» To do:
Copy out exactly the lines running from the one with "Give me the" through the final line, both ends included, and nothing else. Pictures stay out of the copy.

Saved entries

━━━━━━━━━━━━━━━━━━━━━━━━━━━━━━

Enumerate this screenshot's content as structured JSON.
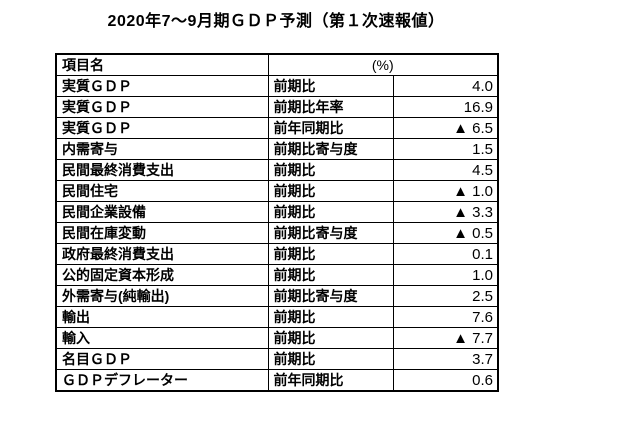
{
  "page": {
    "title": "2020年7～9月期ＧＤＰ予測（第１次速報値）"
  },
  "colors": {
    "text": "#000000",
    "border": "#000000",
    "background": "#ffffff"
  },
  "table": {
    "header": {
      "item_col": "項目名",
      "unit_col": "(%)"
    },
    "rows": [
      {
        "item": "実質ＧＤＰ",
        "metric": "前期比",
        "value": "4.0"
      },
      {
        "item": "実質ＧＤＰ",
        "metric": "前期比年率",
        "value": "16.9"
      },
      {
        "item": "実質ＧＤＰ",
        "metric": "前年同期比",
        "value": "▲ 6.5"
      },
      {
        "item": "内需寄与",
        "metric": "前期比寄与度",
        "value": "1.5"
      },
      {
        "item": "民間最終消費支出",
        "metric": "前期比",
        "value": "4.5"
      },
      {
        "item": "民間住宅",
        "metric": "前期比",
        "value": "▲ 1.0"
      },
      {
        "item": "民間企業設備",
        "metric": "前期比",
        "value": "▲ 3.3"
      },
      {
        "item": "民間在庫変動",
        "metric": "前期比寄与度",
        "value": "▲ 0.5"
      },
      {
        "item": "政府最終消費支出",
        "metric": "前期比",
        "value": "0.1"
      },
      {
        "item": "公的固定資本形成",
        "metric": "前期比",
        "value": "1.0"
      },
      {
        "item": "外需寄与(純輸出)",
        "metric": "前期比寄与度",
        "value": "2.5"
      },
      {
        "item": "輸出",
        "metric": "前期比",
        "value": "7.6"
      },
      {
        "item": "輸入",
        "metric": "前期比",
        "value": "▲ 7.7"
      },
      {
        "item": "名目ＧＤＰ",
        "metric": "前期比",
        "value": "3.7"
      },
      {
        "item": "ＧＤＰデフレーター",
        "metric": "前年同期比",
        "value": "0.6"
      }
    ]
  }
}
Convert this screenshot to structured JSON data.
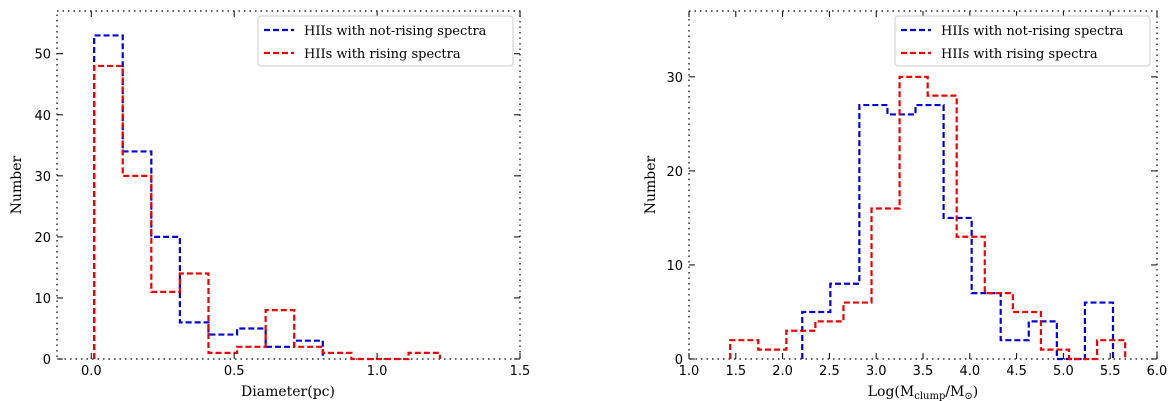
{
  "chart_data": [
    {
      "type": "step-histogram",
      "xlabel": "Diameter(pc)",
      "ylabel": "Number",
      "xlim": [
        -0.12,
        1.5
      ],
      "ylim": [
        0,
        57
      ],
      "xticks": [
        0.0,
        0.5,
        1.0,
        1.5
      ],
      "xtick_labels": [
        "0.0",
        "0.5",
        "1.0",
        "1.5"
      ],
      "yticks": [
        0,
        10,
        20,
        30,
        40,
        50
      ],
      "ytick_labels": [
        "0",
        "10",
        "20",
        "30",
        "40",
        "50"
      ],
      "legend_position": "top-right",
      "series": [
        {
          "name": "HIIs with not-rising spectra",
          "color": "#0000dd",
          "edges": [
            0.01,
            0.11,
            0.21,
            0.31,
            0.41,
            0.51,
            0.61,
            0.71,
            0.81
          ],
          "values": [
            53,
            34,
            20,
            6,
            4,
            5,
            2,
            3
          ]
        },
        {
          "name": "HIIs with rising spectra",
          "color": "#ee0000",
          "edges": [
            0.01,
            0.11,
            0.21,
            0.31,
            0.41,
            0.51,
            0.61,
            0.71,
            0.81,
            0.91,
            1.01,
            1.11,
            1.22
          ],
          "values": [
            48,
            30,
            11,
            14,
            1,
            2,
            8,
            2,
            1,
            0,
            0,
            1
          ]
        }
      ]
    },
    {
      "type": "step-histogram",
      "xlabel_main": "Log(M",
      "xlabel_sub1": "clump",
      "xlabel_mid": "/M",
      "xlabel_sub2": "⊙",
      "xlabel_end": ")",
      "ylabel": "Number",
      "xlim": [
        1.0,
        6.0
      ],
      "ylim": [
        0,
        37
      ],
      "xticks": [
        1.0,
        1.5,
        2.0,
        2.5,
        3.0,
        3.5,
        4.0,
        4.5,
        5.0,
        5.5,
        6.0
      ],
      "xtick_labels": [
        "1.0",
        "1.5",
        "2.0",
        "2.5",
        "3.0",
        "3.5",
        "4.0",
        "4.5",
        "5.0",
        "5.5",
        "6.0"
      ],
      "yticks": [
        0,
        10,
        20,
        30
      ],
      "ytick_labels": [
        "0",
        "10",
        "20",
        "30"
      ],
      "legend_position": "top-right",
      "series": [
        {
          "name": "HIIs with not-rising spectra",
          "color": "#0000dd",
          "edges": [
            2.21,
            2.51,
            2.82,
            3.12,
            3.42,
            3.72,
            4.02,
            4.33,
            4.63,
            4.93,
            5.23,
            5.53
          ],
          "values": [
            5,
            8,
            27,
            26,
            27,
            15,
            7,
            2,
            4,
            0,
            6
          ]
        },
        {
          "name": "HIIs with rising spectra",
          "color": "#ee0000",
          "edges": [
            1.44,
            1.74,
            2.04,
            2.35,
            2.65,
            2.95,
            3.25,
            3.55,
            3.86,
            4.16,
            4.46,
            4.76,
            5.06,
            5.36,
            5.66
          ],
          "values": [
            2,
            1,
            3,
            4,
            6,
            16,
            30,
            28,
            13,
            7,
            5,
            1,
            0,
            2
          ]
        }
      ]
    }
  ]
}
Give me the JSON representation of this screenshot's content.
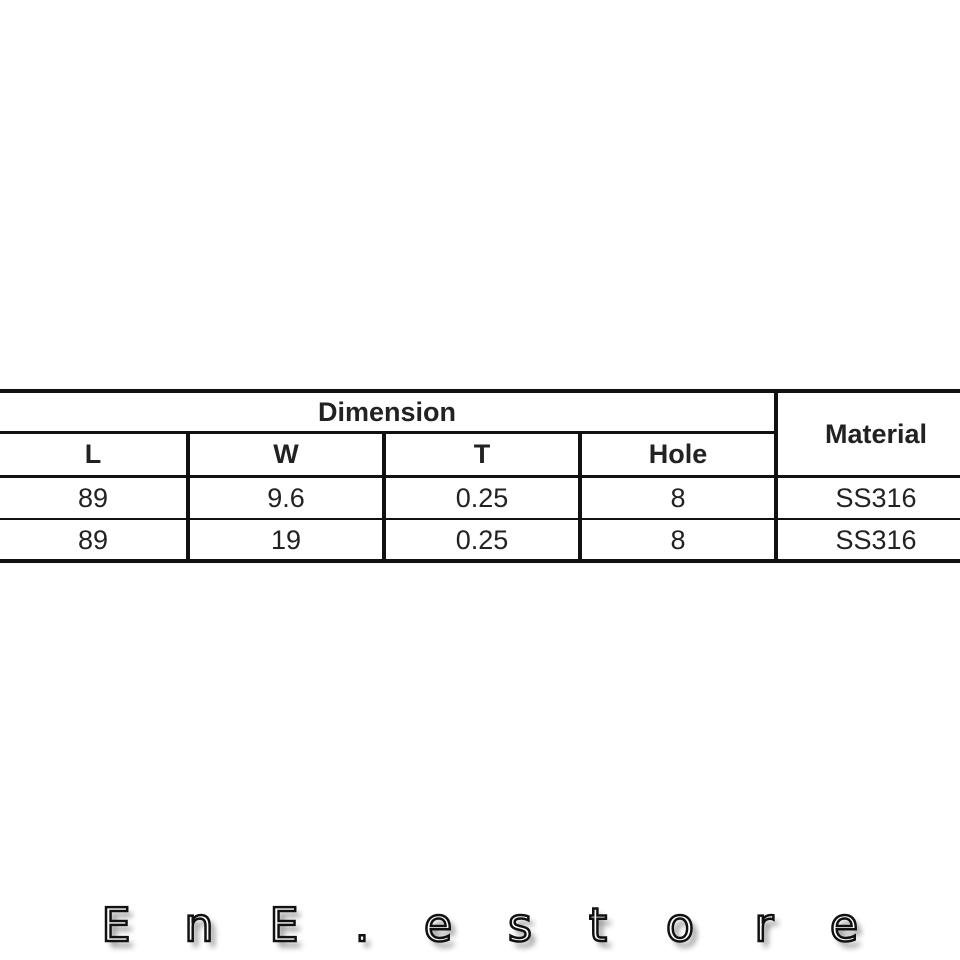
{
  "table": {
    "group_header": "Dimension",
    "material_header": "Material",
    "columns": [
      "L",
      "W",
      "T",
      "Hole"
    ],
    "rows": [
      {
        "L": "89",
        "W": "9.6",
        "T": "0.25",
        "Hole": "8",
        "Material": "SS316"
      },
      {
        "L": "89",
        "W": "19",
        "T": "0.25",
        "Hole": "8",
        "Material": "SS316"
      }
    ]
  },
  "watermark": {
    "letters": [
      "E",
      "n",
      "E",
      ".",
      "e",
      "s",
      "t",
      "o",
      "r",
      "e"
    ],
    "text": "EnE.estore"
  }
}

━━━━━━━━━━━━━━━━━━━━━━━━━━━━━━

» Answer in full:
Give me the JSON representation of this screenshot's content.
{
  "table": {
    "group_header": "Dimension",
    "material_header": "Material",
    "columns": [
      "L",
      "W",
      "T",
      "Hole"
    ],
    "rows": [
      {
        "L": "89",
        "W": "9.6",
        "T": "0.25",
        "Hole": "8",
        "Material": "SS316"
      },
      {
        "L": "89",
        "W": "19",
        "T": "0.25",
        "Hole": "8",
        "Material": "SS316"
      }
    ]
  },
  "watermark": {
    "letters": [
      "E",
      "n",
      "E",
      ".",
      "e",
      "s",
      "t",
      "o",
      "r",
      "e"
    ],
    "text": "EnE.estore"
  }
}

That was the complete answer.